(Stated exercise): Say how many lines of the listing below contain "university", giving the number and nothing else.

(Given records):

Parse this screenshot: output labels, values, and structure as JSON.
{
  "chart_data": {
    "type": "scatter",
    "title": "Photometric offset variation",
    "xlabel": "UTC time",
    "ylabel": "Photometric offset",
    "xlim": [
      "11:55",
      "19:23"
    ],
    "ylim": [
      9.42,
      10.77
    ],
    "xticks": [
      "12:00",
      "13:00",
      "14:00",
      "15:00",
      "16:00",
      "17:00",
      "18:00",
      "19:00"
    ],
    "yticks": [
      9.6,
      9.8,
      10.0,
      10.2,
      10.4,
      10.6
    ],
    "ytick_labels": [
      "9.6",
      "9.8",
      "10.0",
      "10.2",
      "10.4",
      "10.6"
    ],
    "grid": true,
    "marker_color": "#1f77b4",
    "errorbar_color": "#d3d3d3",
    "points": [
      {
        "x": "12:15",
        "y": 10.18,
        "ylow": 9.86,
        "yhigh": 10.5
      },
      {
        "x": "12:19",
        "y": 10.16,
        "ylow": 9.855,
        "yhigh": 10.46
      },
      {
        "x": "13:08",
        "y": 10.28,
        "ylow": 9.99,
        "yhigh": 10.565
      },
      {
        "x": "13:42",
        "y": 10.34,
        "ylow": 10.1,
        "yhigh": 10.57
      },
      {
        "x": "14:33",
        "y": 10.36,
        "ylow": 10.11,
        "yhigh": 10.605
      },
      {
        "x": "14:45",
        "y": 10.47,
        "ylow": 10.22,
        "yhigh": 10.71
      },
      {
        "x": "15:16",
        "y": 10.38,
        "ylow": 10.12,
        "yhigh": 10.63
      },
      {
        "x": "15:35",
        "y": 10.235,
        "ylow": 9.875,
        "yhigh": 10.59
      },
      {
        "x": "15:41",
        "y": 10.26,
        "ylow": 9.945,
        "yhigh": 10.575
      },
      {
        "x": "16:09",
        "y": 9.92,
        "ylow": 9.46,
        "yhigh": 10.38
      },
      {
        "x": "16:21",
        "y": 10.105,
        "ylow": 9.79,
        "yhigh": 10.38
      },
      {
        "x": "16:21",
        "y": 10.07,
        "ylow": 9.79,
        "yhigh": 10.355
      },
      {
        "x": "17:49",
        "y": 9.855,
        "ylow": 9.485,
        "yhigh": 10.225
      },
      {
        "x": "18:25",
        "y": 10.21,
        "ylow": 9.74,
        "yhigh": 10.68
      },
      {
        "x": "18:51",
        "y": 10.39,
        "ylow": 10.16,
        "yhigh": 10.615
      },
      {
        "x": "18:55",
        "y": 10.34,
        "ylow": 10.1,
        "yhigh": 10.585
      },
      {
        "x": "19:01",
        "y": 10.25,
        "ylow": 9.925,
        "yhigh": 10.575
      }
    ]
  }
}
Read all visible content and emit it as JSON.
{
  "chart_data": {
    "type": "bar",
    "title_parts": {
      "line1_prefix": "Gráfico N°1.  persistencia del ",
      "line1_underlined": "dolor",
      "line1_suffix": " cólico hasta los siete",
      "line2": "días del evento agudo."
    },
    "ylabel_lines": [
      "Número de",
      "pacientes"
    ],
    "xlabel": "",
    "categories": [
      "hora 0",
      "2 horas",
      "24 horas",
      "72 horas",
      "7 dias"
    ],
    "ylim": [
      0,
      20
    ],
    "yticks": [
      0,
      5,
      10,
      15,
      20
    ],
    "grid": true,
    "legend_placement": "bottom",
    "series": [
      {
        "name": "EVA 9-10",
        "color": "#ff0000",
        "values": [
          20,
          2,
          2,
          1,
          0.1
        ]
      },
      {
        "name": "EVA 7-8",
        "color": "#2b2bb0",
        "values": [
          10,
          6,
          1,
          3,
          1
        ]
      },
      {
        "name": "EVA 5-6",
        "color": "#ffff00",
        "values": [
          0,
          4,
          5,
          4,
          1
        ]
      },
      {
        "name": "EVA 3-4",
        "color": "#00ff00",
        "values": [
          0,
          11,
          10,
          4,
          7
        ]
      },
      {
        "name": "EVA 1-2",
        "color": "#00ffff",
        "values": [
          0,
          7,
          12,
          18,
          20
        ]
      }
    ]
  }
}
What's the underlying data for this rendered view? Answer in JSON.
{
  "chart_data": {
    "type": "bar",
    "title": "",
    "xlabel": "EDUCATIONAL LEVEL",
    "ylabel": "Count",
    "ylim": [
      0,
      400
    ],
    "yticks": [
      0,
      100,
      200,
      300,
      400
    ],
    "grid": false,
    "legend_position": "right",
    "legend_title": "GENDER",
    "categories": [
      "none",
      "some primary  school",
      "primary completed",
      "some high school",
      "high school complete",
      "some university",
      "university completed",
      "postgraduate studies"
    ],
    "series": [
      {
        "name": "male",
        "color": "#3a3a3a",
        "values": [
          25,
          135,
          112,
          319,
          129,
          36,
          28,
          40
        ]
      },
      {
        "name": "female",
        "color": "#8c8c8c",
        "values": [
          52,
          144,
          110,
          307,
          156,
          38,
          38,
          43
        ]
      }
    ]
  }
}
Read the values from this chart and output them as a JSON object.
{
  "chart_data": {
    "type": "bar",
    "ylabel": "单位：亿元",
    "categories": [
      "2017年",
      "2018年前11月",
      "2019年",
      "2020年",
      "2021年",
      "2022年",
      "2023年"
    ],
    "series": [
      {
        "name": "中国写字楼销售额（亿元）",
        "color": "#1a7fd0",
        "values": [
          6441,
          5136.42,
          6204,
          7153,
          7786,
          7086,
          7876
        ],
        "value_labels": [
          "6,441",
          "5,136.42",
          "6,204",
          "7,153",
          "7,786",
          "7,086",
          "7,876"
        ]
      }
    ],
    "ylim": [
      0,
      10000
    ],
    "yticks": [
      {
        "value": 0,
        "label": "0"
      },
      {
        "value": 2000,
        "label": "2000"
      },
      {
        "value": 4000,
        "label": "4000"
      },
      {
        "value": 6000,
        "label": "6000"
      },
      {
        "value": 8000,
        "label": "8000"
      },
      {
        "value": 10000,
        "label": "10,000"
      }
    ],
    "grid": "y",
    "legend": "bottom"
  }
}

(Answer): 2